Records:
++++
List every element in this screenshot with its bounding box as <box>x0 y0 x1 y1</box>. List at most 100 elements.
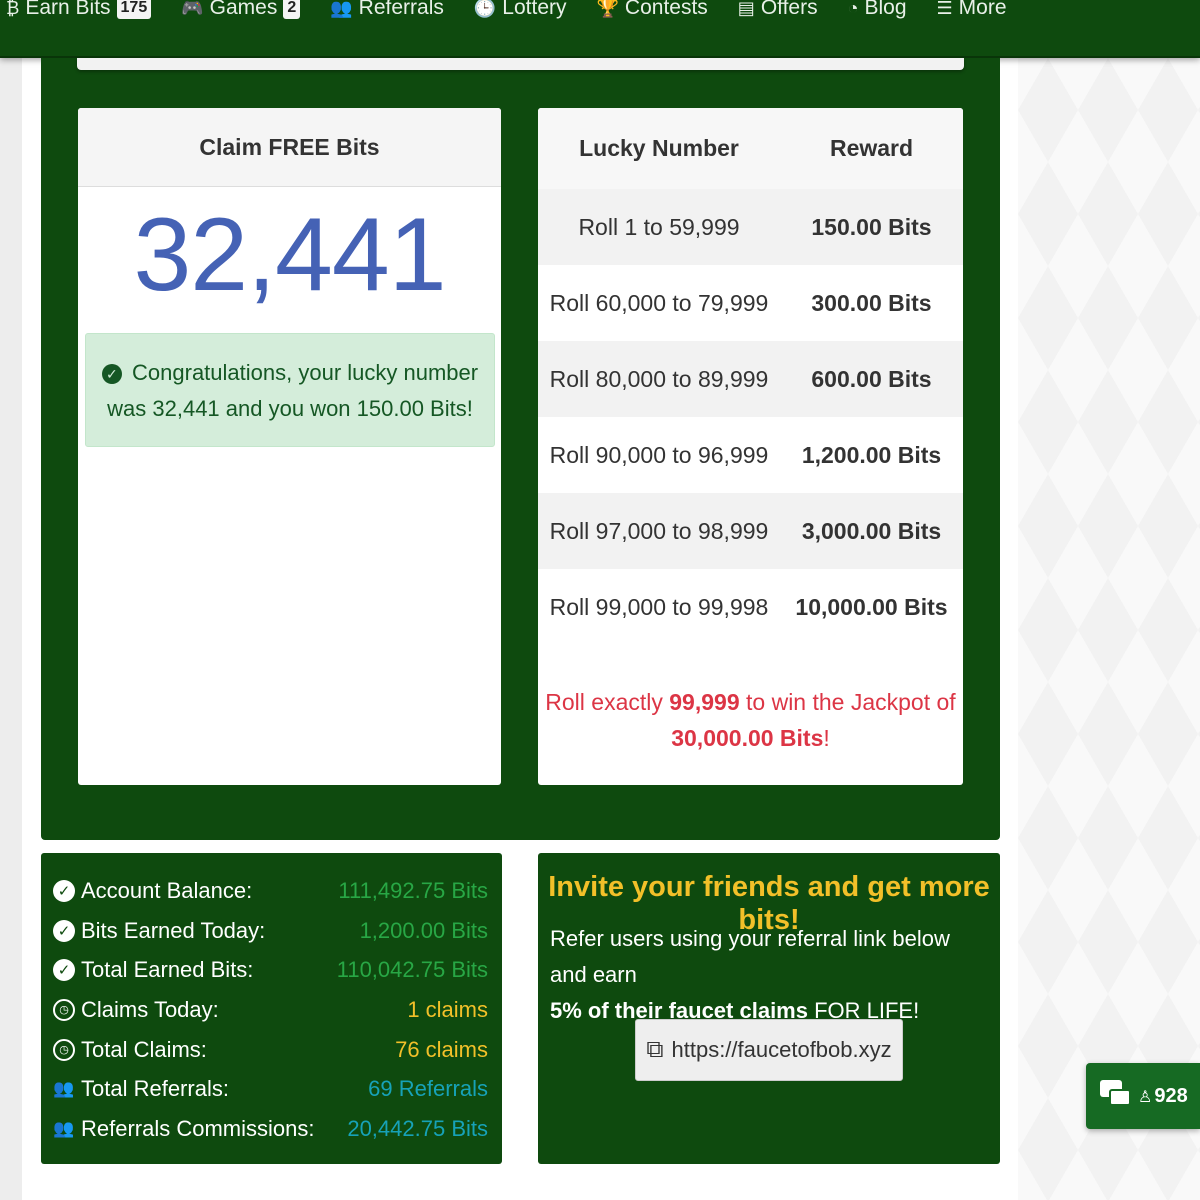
stat-value: 110,042.75 Bits <box>336 957 488 983</box>
external-link-icon: ⧉ <box>646 1036 664 1063</box>
nav-item-label: Lottery <box>502 0 567 19</box>
check-circle-icon: ✓ <box>53 959 75 982</box>
check-circle-icon: ✓ <box>53 879 75 902</box>
main-navbar: ₿ Earn Bits 175 🎮 Games 2 👥 Referrals 🕒 Lottery 🏆 C… <box>0 0 1200 58</box>
users-icon: 👥 <box>53 1118 75 1138</box>
nav-item-label: Earn Bits <box>25 0 111 19</box>
stat-row: ✓ Total Earned Bits: 110,042.75 Bits <box>53 950 488 990</box>
invite-text-line1: Refer users using your referral link bel… <box>550 926 950 987</box>
reward-row: Roll 90,000 to 96,999 1,200.00 Bits <box>538 417 963 493</box>
nav-item-label: Offers <box>760 0 818 19</box>
page-background-right <box>1018 58 1200 1200</box>
chat-button[interactable]: ♙ 928 <box>1086 1063 1200 1129</box>
invite-text: Refer users using your referral link bel… <box>550 921 990 1029</box>
reward-row: Roll 1 to 59,999 150.00 Bits <box>538 189 963 265</box>
roll-reward: 3,000.00 Bits <box>801 517 942 544</box>
stat-label: ✓ Account Balance: <box>53 878 252 904</box>
users-icon: 👥 <box>53 1079 75 1099</box>
chat-online-number: 928 <box>1154 1084 1188 1107</box>
gamepad-icon: 🎮 <box>181 0 204 18</box>
clock-icon: 🕒 <box>473 0 497 18</box>
jackpot-suffix: ! <box>823 725 830 751</box>
clock-icon: ◷ <box>53 998 75 1021</box>
roll-range: Roll 97,000 to 98,999 <box>549 517 769 544</box>
nav-item-label: Contests <box>624 0 708 19</box>
stat-label: ✓ Total Earned Bits: <box>53 957 253 983</box>
jackpot-number: 99,999 <box>669 689 740 715</box>
nav-item-games[interactable]: 🎮 Games 2 <box>181 0 301 19</box>
nav-count-badge: 175 <box>116 0 152 19</box>
roll-range: Roll 80,000 to 89,999 <box>549 365 769 392</box>
success-message-line2: was 32,441 and you won 150.00 Bits! <box>107 396 473 421</box>
referral-link-text: https://faucetofbob.xyz <box>671 1037 892 1062</box>
stat-label-text: Total Referrals: <box>81 1076 229 1102</box>
nav-item-lottery[interactable]: 🕒 Lottery <box>473 0 567 19</box>
referral-link-button[interactable]: ⧉ https://faucetofbob.xyz <box>635 1019 903 1081</box>
nav-item-earn-bits[interactable]: ₿ Earn Bits 175 <box>6 0 152 19</box>
nav-item-label: Referrals <box>358 0 444 19</box>
roll-range: Roll 60,000 to 79,999 <box>549 289 769 316</box>
nav-item-offers[interactable]: ▤ Offers <box>738 0 818 19</box>
stat-value: 69 Referrals <box>368 1076 488 1102</box>
reward-row: Roll 60,000 to 79,999 300.00 Bits <box>538 265 963 341</box>
trophy-icon: 🏆 <box>596 0 619 18</box>
success-message-line1: Congratulations, your lucky number <box>132 360 479 385</box>
roll-reward: 150.00 Bits <box>811 213 932 240</box>
stat-value: 76 claims <box>395 1036 488 1062</box>
header-lucky-number: Lucky Number <box>579 135 739 161</box>
jackpot-amount: 30,000.00 Bits <box>671 725 824 751</box>
user-icon: ♙ <box>1138 1088 1153 1106</box>
stat-label: 👥 Referrals Commissions: <box>53 1115 315 1142</box>
nav-item-blog[interactable]: ◔ Blog <box>847 0 907 19</box>
stat-value: 1 claims <box>407 996 488 1022</box>
stat-row: ◷ Total Claims: 76 claims <box>53 1030 488 1070</box>
stat-row: ✓ Account Balance: 111,492.75 Bits <box>53 871 488 911</box>
bitcoin-icon: ₿ <box>6 0 20 18</box>
account-stats-panel: ✓ Account Balance: 111,492.75 Bits ✓ Bits Ea… <box>41 853 502 1164</box>
menu-icon: ☰ <box>936 0 953 18</box>
roll-reward: 10,000.00 Bits <box>795 593 948 620</box>
lucky-number: 32,441 <box>133 197 446 313</box>
stat-row: 👥 Referrals Commissions: 20,442.75 Bits <box>53 1109 488 1149</box>
stat-label-text: Total Claims: <box>81 1036 207 1062</box>
chat-online-count: ♙ 928 <box>1138 1085 1188 1108</box>
stat-value: 20,442.75 Bits <box>347 1115 488 1141</box>
stat-value: 111,492.75 Bits <box>338 877 488 903</box>
reward-table: Lucky Number Reward Roll 1 to 59,999 150.… <box>538 108 963 785</box>
nav-item-contests[interactable]: 🏆 Contests <box>596 0 708 19</box>
nav-item-label: Games <box>209 0 278 19</box>
stat-label-text: Referrals Commissions: <box>81 1115 315 1141</box>
roll-range: Roll 99,000 to 99,998 <box>549 593 769 620</box>
nav-item-more[interactable]: ☰ More <box>936 0 1007 19</box>
stat-value: 1,200.00 Bits <box>359 917 488 943</box>
jackpot-note: Roll exactly 99,999 to win the Jackpot o… <box>538 684 963 756</box>
success-alert: ✓ Congratulations, your lucky number was… <box>85 333 495 447</box>
jackpot-prefix: Roll exactly <box>545 689 670 715</box>
stat-row: ◷ Claims Today: 1 claims <box>53 990 488 1030</box>
jackpot-middle: to win the Jackpot of <box>739 689 956 715</box>
reward-row: Roll 80,000 to 89,999 600.00 Bits <box>538 341 963 417</box>
reward-row: Roll 99,000 to 99,998 10,000.00 Bits <box>538 569 963 645</box>
stat-row: 👥 Total Referrals: 69 Referrals <box>53 1069 488 1109</box>
stat-label: 👥 Total Referrals: <box>53 1076 229 1102</box>
invite-panel: Invite your friends and get more bits! R… <box>538 853 1000 1164</box>
roll-reward: 300.00 Bits <box>811 289 932 316</box>
page-background-left <box>0 58 22 1200</box>
stat-label-text: Account Balance: <box>81 877 253 903</box>
rss-icon: ◔ <box>847 0 859 18</box>
nav-count-badge: 2 <box>283 0 301 19</box>
stat-label: ◷ Total Claims: <box>53 1037 207 1063</box>
nav-item-label: Blog <box>864 0 907 19</box>
stat-label-text: Total Earned Bits: <box>81 957 254 983</box>
header-reward: Reward <box>829 135 914 161</box>
reward-row: Roll 97,000 to 98,999 3,000.00 Bits <box>538 493 963 569</box>
nav-item-referrals[interactable]: 👥 Referrals <box>330 0 444 19</box>
roll-range: Roll 90,000 to 96,999 <box>549 441 769 468</box>
claim-card-title: Claim FREE Bits <box>78 108 501 187</box>
check-circle-icon: ✓ <box>53 919 75 942</box>
claim-card: Claim FREE Bits 32,441 ✓ Congratulations… <box>78 108 501 785</box>
stat-row: ✓ Bits Earned Today: 1,200.00 Bits <box>53 911 488 951</box>
reward-table-header: Lucky Number Reward <box>538 108 963 189</box>
check-circle-icon: ✓ <box>101 364 122 384</box>
users-icon: 👥 <box>330 0 353 18</box>
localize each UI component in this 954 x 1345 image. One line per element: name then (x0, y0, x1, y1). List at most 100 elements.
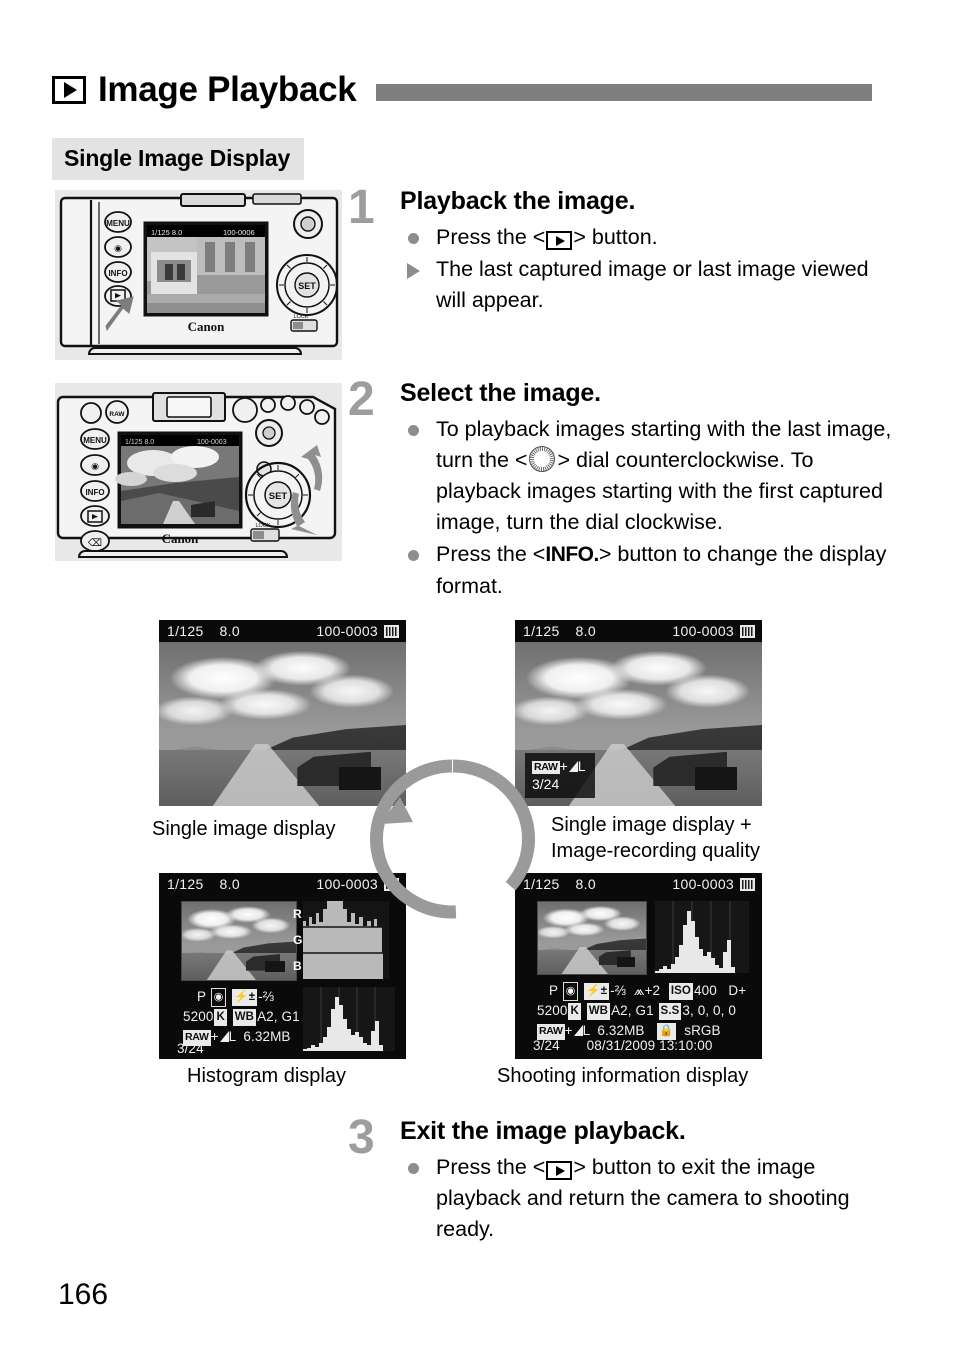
playback-icon (546, 231, 573, 250)
picture-style-label: S.S (658, 1003, 682, 1021)
section-heading: Single Image Display (52, 138, 305, 180)
bullet-text-pre: Press the < (436, 1154, 546, 1179)
large-quality-icon (568, 761, 578, 772)
histogram-info-line-1: P ◉ ⚡± -⅔ (197, 987, 274, 1007)
histogram-info-line-2: 5200 K WB A2, G1 (183, 1007, 300, 1027)
step-3-title: Exit the image playback. (400, 1117, 686, 1145)
large-quality-icon (219, 1031, 229, 1042)
svg-text:MENU: MENU (83, 436, 107, 445)
ae-bracket-icon: ⩕ (633, 983, 645, 998)
exposure-comp: -⅔ (258, 989, 275, 1004)
step-2-title: Select the image. (400, 379, 601, 407)
iso-value: 400 (693, 983, 717, 998)
caption-image-recording-quality: Single image display + Image-recording q… (551, 814, 760, 862)
step-3: 3 Exit the image playback. Press the < > … (348, 1111, 893, 1246)
ae-bracket-value: +2 (644, 983, 661, 998)
picture-style-value: 3, 0, 0, 0 (682, 1003, 736, 1018)
step-3-bullets: Press the < > button to exit the image pl… (400, 1152, 893, 1246)
camera-back-illustration-1: MENU ◉ INFO 1/125 8.0 100-0006 SET LOCK … (55, 190, 342, 360)
shutter-speed: 1/125 (167, 623, 204, 639)
lcd-topbar: 1/125 8.0 100-0003 (515, 620, 762, 642)
svg-text:◉: ◉ (91, 461, 99, 471)
shutter-speed: 1/125 (167, 876, 204, 892)
metering-icon: ◉ (210, 988, 227, 1007)
bullet-text-post: > button. (573, 224, 658, 249)
exposure-comp: -⅔ (610, 983, 627, 998)
header-rule (376, 83, 872, 101)
camera-back-illustration-2: RAW MENU ◉ INFO ⌫ 1/125 8.0 100-0003 SET… (55, 383, 342, 561)
shooting-info-line-4: 3/24 08/31/2009 13:10:00 (533, 1036, 712, 1056)
svg-text:1/125 8.0: 1/125 8.0 (151, 228, 182, 237)
svg-text:Canon: Canon (162, 531, 200, 546)
lcd-image-recording-quality-display: 1/125 8.0 100-0003 RAW + L 3/24 (515, 620, 762, 806)
step-1-title: Playback the image. (400, 187, 636, 215)
sd-card-icon (740, 624, 755, 638)
histogram-channel-r: R (293, 907, 302, 921)
svg-text:Canon: Canon (188, 319, 226, 334)
lcd-topbar: 1/125 8.0 100-0003 (515, 873, 762, 895)
step-2-bullets: To playback images starting with the las… (400, 414, 893, 602)
kelvin-unit: K (568, 1003, 581, 1021)
camera-back-playback-figure: MENU ◉ INFO 1/125 8.0 100-0006 SET LOCK … (55, 190, 342, 360)
step-1: 1 Playback the image. Press the < > butto… (348, 181, 893, 317)
shooting-mode: P (197, 989, 206, 1004)
step-1-bullet-2: The last captured image or last image vi… (400, 254, 893, 316)
step-2-bullet-1: To playback images starting with the las… (400, 414, 893, 539)
iso-label: ISO (668, 983, 693, 1001)
step-3-bullet-1: Press the < > button to exit the image pl… (400, 1152, 893, 1246)
step-3-number: 3 (348, 1111, 375, 1164)
plus-sign: + (559, 758, 568, 774)
kelvin-unit: K (214, 1009, 227, 1027)
white-balance-kelvin: 5200 (183, 1009, 214, 1024)
step-2-number: 2 (348, 373, 375, 426)
svg-text:⌫: ⌫ (88, 538, 102, 549)
svg-text:MENU: MENU (106, 219, 130, 228)
caption-histogram-display: Histogram display (187, 1065, 346, 1087)
svg-text:RAW: RAW (109, 411, 125, 418)
step-1-bullets: Press the < > button. The last captured i… (400, 222, 893, 317)
svg-text:INFO: INFO (85, 488, 104, 497)
plus-sign: + (210, 1029, 219, 1044)
svg-text:INFO: INFO (108, 269, 127, 278)
histogram-channel-g: G (293, 933, 303, 947)
flash-exp-comp-icon: ⚡± (584, 983, 610, 1001)
step-1-number: 1 (348, 181, 375, 234)
capture-time: 13:10:00 (659, 1038, 713, 1053)
histogram-info-line-4: 3/24 (177, 1041, 204, 1056)
bullet-text-pre: Press the < (436, 224, 546, 249)
shooting-info-line-1: P ◉ ⚡± -⅔ ⩕+2 ISO 400 D+ (549, 981, 746, 1001)
svg-text:100-0003: 100-0003 (197, 439, 227, 446)
aperture: 8.0 (219, 623, 240, 639)
histogram-channel-b: B (293, 959, 302, 973)
image-index: 3/24 (533, 1038, 560, 1053)
capture-date: 08/31/2009 (586, 1038, 656, 1053)
sd-card-icon (740, 877, 755, 891)
wb-shift-value: A2, G1 (611, 1003, 654, 1018)
metering-icon: ◉ (562, 982, 579, 1001)
page-number: 166 (58, 1278, 109, 1311)
photo-thumbnail (181, 901, 297, 981)
size-letter: L (228, 1029, 236, 1044)
file-number: 100-0003 (316, 623, 378, 639)
caption-single-image-display: Single image display (152, 818, 336, 840)
large-quality-icon (573, 1025, 583, 1036)
photo-thumbnail (537, 901, 647, 975)
wb-shift-label: WB (586, 1003, 611, 1021)
quick-control-dial-icon (529, 445, 556, 472)
wb-shift-label: WB (232, 1009, 257, 1027)
file-number: 100-0003 (672, 876, 734, 892)
wb-shift-value: A2, G1 (257, 1009, 300, 1024)
shooting-info-line-2: 5200 K WB A2, G1 S.S 3, 0, 0, 0 (537, 1001, 736, 1021)
svg-text:100-0006: 100-0006 (223, 228, 255, 237)
aperture: 8.0 (219, 876, 240, 892)
lcd-topbar: 1/125 8.0 100-0003 (159, 620, 406, 642)
playback-icon (52, 76, 86, 104)
flash-exp-comp-icon: ⚡± (232, 989, 258, 1007)
shutter-speed: 1/125 (523, 623, 560, 639)
step-2: 2 Select the image. To playback images s… (348, 373, 893, 603)
shooting-mode: P (549, 983, 558, 998)
svg-text:LOCK: LOCK (256, 523, 271, 529)
file-size: 6.32MB (243, 1029, 291, 1044)
aperture: 8.0 (575, 876, 596, 892)
page-header: Image Playback (52, 62, 872, 118)
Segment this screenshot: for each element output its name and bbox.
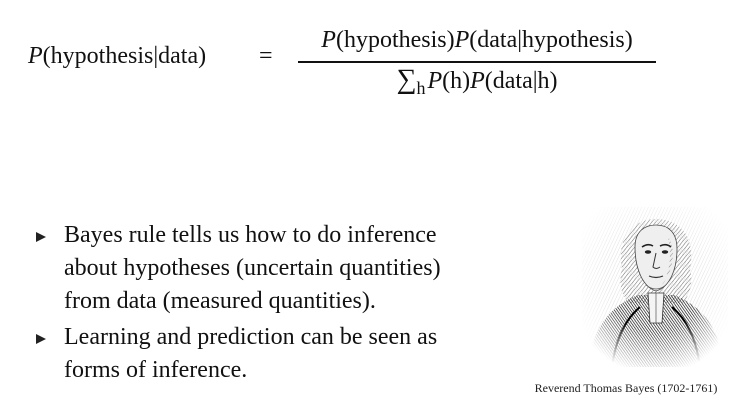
++++
Rewrite the data above as a JSON list of strings, one string per line and no blank lines. Include only the part that opens with the line containing "playback-icon (546, 231, 573, 250)" and closes with the line containing "step-3-bullets: Press the", both ends included.

[
  "playback-icon (546, 231, 573, 250)",
  "picture-style-label: S.S (658, 1003, 682, 1021)",
  "section-heading: Single Image Display (52, 138, 305, 180)",
  "bullet-text-pre: Press the < (436, 1154, 546, 1179)",
  "large-quality-icon (568, 761, 578, 772)",
  "histogram-info-line-1: P ◉ ⚡± -⅔ (197, 987, 274, 1007)",
  "histogram-info-line-2: 5200 K WB A2, G1 (183, 1007, 300, 1027)",
  "step-3-title: Exit the image playback. (400, 1117, 686, 1145)",
  "large-quality-icon (219, 1031, 229, 1042)",
  "svg-text:MENU: MENU (83, 436, 107, 445)",
  "ae-bracket-icon: ⩕ (633, 983, 645, 998)",
  "exposure-comp: -⅔ (258, 989, 275, 1004)",
  "step-2-title: Select the image. (400, 379, 601, 407)",
  "iso-value: 400 (693, 983, 717, 998)",
  "caption-image-recording-quality: Single image display + Image-recording q… (551, 814, 760, 862)",
  "step-3: 3 Exit the image playback. Press the < > … (348, 1111, 893, 1246)",
  "ae-bracket-value: +2 (644, 983, 661, 998)",
  "picture-style-value: 3, 0, 0, 0 (682, 1003, 736, 1018)",
  "step-3-bullets: Press the < > button to exit the image pl… (400, 1152, 893, 1246)"
]